■ **SOURCE TEXT**:
Harry Bober


Harry Bober was an American art historian, a university professor, and a writer. He was the first Avalon Professor of the Humanities a New York University. He wrote and edited several books and published numerous articles on the art, architecture and historiography of the Middle Ages and the early Renaissance period.

Education and early life

Bober's started his study of art history at the City University of New York. In 1936, he was among the first group of students to enroll in the Fine Arts Graduate Center at NYU. This would later be known as NYU Institute of Fine Arts. Bober wrote his M.A. thesis under Erwin Panofsky in 1939. He married the future art historian Phyllis Pray in 1943, which he meet while attending class at New York University. He joined the U.S. Navy during World War II and after the war, Bober and his wife continued their graduate work. He received his Ph.D., from NYU in 1949, writing his dissertation on medieval books of hours. The 1950-51 year was spent as a senior research fellow at the Warburg Institute. Then in 1954 he returned to New York University as Avalon professor at the Institute of Fine Arts in New York University. He was a founding member and first secretary of the International Center for Medieval Art, for which he also helped launch Gesta, its scholarly organ. During these years Bober published several facsimile editions of medieval manuscripts for Hans P. Kraus.

■ **DATA**:

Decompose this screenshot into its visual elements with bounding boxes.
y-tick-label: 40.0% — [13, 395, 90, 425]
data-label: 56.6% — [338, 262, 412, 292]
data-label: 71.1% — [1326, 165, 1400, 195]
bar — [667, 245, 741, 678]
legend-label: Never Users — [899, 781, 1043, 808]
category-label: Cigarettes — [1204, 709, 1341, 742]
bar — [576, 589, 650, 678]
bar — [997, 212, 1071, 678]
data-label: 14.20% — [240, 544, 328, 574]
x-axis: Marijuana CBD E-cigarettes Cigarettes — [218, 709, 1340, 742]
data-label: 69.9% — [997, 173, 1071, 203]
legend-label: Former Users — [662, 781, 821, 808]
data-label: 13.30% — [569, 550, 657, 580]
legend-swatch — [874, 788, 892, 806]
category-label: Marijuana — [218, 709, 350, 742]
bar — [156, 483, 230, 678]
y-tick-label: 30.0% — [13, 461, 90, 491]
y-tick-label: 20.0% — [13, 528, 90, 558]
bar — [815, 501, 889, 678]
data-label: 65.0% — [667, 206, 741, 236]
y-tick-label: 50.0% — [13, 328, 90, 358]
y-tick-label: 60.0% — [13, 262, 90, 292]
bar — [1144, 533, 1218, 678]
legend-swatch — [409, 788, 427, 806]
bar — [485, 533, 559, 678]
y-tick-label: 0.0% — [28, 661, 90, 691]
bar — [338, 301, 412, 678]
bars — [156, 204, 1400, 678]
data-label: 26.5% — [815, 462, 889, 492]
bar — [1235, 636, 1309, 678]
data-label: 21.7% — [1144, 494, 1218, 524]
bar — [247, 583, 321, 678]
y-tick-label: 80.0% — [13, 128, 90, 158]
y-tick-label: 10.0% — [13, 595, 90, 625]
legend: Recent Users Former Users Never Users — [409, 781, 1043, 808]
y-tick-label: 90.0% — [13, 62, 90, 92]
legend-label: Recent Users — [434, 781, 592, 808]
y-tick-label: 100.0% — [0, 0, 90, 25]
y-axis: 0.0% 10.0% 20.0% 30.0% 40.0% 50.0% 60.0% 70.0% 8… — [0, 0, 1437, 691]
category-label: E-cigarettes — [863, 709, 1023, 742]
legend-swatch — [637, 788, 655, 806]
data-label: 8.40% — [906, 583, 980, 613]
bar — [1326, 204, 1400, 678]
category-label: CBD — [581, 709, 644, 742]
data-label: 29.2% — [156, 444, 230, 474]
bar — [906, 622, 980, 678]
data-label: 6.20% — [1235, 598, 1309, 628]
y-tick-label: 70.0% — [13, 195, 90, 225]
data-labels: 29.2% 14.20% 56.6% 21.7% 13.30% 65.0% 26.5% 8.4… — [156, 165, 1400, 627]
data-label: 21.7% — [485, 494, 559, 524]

■ **WHAT IS EXPECTED**:
Write the next part of the biographical article on Harry Bober, continuing from its final sentence.

■ **TASK RESPONSE**:
Career

Bober taught at Harvard University 1951-54. In 1954 he returned to New York, joining the NYU faculty.
Bober was professor of medieval art at the NYU's Institute of Fine Arts from 1954 until his death in 1988.
He also taught at Queens College, Smith College, and Johns Hopkins University.
Complementing his career as an academic, he served as one of the founding members of the board of directors of the International Foundation for Art Research.

Selected works

In a statistical overview derived from writings by and about Harry Bober, OCLC/WorldCat encompasses over 110 works in over 150 publications in four languages and over 1,300 library holdings.